### [Exercise instructions]
From the listing below, copy every line with the word "располагаться".

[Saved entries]
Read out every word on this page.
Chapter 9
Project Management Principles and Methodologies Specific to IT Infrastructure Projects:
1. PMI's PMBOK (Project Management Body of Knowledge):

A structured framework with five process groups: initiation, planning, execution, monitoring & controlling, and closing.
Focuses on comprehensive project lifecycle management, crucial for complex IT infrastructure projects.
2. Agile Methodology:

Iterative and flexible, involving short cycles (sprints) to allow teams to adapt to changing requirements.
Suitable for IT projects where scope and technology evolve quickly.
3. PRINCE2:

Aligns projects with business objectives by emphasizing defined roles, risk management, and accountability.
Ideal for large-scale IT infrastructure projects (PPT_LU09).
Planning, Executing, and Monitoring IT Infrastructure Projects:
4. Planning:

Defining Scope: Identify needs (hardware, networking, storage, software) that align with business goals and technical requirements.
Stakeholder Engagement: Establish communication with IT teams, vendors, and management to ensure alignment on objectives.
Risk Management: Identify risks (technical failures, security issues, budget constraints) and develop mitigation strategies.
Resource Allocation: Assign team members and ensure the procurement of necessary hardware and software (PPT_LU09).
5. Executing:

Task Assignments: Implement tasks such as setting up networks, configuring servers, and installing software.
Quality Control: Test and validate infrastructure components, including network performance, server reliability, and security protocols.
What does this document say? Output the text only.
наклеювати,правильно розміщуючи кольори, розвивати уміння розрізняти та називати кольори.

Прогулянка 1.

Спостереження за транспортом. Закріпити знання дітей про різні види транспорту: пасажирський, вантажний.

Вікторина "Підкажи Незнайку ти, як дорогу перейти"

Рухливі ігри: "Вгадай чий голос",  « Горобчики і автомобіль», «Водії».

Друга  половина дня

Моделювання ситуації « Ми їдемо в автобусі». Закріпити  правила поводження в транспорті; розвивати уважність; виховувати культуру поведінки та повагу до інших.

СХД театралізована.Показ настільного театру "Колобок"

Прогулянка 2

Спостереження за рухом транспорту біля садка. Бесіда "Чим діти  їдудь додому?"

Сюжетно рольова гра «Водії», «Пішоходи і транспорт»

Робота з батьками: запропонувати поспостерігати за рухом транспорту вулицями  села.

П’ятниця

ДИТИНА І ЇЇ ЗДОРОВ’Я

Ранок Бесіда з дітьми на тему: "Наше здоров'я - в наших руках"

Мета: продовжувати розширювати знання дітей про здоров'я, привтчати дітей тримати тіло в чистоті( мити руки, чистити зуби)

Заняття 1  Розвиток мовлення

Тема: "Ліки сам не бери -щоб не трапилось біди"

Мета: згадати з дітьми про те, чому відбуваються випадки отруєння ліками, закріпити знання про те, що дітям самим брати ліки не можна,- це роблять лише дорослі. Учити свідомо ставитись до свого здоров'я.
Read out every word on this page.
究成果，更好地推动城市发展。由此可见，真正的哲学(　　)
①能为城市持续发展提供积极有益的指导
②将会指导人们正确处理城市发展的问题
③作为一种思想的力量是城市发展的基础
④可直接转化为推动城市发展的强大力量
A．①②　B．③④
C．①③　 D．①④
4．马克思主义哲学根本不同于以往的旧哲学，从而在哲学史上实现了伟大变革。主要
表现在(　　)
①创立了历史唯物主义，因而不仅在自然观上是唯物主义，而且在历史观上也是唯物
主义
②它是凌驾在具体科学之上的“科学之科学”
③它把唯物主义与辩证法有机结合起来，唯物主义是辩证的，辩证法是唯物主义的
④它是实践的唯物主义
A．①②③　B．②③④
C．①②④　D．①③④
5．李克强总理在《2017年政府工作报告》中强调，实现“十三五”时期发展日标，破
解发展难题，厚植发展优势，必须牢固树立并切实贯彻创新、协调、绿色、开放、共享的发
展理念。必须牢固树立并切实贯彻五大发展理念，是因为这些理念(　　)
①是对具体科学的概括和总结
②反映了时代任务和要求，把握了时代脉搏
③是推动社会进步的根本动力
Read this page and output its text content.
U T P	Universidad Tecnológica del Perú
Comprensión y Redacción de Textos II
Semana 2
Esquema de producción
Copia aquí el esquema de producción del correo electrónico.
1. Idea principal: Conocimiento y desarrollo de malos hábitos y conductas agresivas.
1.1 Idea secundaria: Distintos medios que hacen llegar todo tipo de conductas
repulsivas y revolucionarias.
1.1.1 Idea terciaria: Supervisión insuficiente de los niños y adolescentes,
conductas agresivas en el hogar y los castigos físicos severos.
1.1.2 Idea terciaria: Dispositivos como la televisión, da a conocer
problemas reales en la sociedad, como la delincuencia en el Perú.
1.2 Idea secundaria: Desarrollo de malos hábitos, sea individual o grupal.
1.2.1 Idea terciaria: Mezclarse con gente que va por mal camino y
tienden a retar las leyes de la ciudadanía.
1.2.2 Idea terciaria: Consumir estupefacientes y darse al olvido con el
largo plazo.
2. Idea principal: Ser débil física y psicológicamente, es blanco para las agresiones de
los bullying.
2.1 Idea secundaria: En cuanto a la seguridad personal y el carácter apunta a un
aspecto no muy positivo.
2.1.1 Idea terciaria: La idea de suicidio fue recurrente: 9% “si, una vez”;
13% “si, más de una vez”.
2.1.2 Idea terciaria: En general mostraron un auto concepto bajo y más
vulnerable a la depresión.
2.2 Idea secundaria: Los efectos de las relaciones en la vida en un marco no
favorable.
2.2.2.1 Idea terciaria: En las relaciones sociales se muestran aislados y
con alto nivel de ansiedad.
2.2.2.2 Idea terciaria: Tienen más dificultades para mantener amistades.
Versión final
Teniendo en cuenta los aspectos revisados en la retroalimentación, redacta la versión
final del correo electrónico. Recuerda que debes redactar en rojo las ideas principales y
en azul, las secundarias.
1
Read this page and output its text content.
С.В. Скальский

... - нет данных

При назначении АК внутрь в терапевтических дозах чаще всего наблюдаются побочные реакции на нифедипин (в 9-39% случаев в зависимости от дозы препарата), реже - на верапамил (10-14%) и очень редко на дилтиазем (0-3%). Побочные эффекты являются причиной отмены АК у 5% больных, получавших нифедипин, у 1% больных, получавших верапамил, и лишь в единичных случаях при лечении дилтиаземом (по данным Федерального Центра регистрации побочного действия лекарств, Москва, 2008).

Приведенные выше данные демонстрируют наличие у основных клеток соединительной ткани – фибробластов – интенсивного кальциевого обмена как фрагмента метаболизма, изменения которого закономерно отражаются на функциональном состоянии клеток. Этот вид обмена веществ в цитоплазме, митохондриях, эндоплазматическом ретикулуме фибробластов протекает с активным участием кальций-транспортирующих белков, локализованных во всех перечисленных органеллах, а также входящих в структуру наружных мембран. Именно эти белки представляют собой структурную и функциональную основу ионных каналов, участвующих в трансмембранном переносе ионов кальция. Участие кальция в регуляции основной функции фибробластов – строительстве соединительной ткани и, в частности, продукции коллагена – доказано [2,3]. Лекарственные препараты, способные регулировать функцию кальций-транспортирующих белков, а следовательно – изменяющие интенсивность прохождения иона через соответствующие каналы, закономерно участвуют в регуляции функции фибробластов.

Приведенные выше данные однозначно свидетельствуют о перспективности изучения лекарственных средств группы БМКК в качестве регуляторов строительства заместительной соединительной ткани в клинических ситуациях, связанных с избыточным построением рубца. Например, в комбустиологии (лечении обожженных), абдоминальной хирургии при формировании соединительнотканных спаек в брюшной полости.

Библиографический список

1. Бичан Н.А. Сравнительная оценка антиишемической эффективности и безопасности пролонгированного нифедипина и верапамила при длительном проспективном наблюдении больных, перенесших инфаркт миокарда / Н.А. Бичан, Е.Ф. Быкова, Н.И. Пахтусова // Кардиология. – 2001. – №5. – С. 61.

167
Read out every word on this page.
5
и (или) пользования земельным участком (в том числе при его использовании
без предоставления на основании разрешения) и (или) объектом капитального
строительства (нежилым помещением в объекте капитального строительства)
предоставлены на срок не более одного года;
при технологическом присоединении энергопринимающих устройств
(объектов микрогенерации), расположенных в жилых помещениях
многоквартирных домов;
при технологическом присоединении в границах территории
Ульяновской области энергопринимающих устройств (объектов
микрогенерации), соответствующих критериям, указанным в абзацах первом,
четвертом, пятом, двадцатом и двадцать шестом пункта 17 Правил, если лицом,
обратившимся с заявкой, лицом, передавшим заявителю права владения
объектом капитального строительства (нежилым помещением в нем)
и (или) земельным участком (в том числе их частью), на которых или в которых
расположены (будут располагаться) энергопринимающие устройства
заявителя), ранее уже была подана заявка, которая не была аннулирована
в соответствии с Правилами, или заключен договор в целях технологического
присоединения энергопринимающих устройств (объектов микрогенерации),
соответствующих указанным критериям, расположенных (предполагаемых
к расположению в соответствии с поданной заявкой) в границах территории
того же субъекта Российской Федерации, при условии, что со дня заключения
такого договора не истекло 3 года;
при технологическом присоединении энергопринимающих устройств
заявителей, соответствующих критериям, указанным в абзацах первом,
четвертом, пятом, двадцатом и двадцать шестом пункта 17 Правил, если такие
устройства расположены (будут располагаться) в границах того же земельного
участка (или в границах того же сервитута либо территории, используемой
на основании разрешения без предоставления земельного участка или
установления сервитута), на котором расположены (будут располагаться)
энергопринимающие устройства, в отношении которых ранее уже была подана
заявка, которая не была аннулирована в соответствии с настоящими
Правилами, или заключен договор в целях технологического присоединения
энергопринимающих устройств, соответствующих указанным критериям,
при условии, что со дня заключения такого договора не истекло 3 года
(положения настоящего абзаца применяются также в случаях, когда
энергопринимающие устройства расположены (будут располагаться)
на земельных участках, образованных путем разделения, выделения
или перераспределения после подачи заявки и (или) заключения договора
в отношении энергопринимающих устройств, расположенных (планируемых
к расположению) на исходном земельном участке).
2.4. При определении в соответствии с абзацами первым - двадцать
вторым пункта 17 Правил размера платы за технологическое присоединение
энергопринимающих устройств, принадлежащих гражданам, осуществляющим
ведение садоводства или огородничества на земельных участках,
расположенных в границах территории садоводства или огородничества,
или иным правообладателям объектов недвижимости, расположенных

### [Answer for this exercise]
расположены (будут располагаться) энергопринимающие устройства
устройства расположены (будут располагаться) в границах того же земельного
установления сервитута), на котором расположены (будут располагаться)
энергопринимающие устройства расположены (будут располагаться)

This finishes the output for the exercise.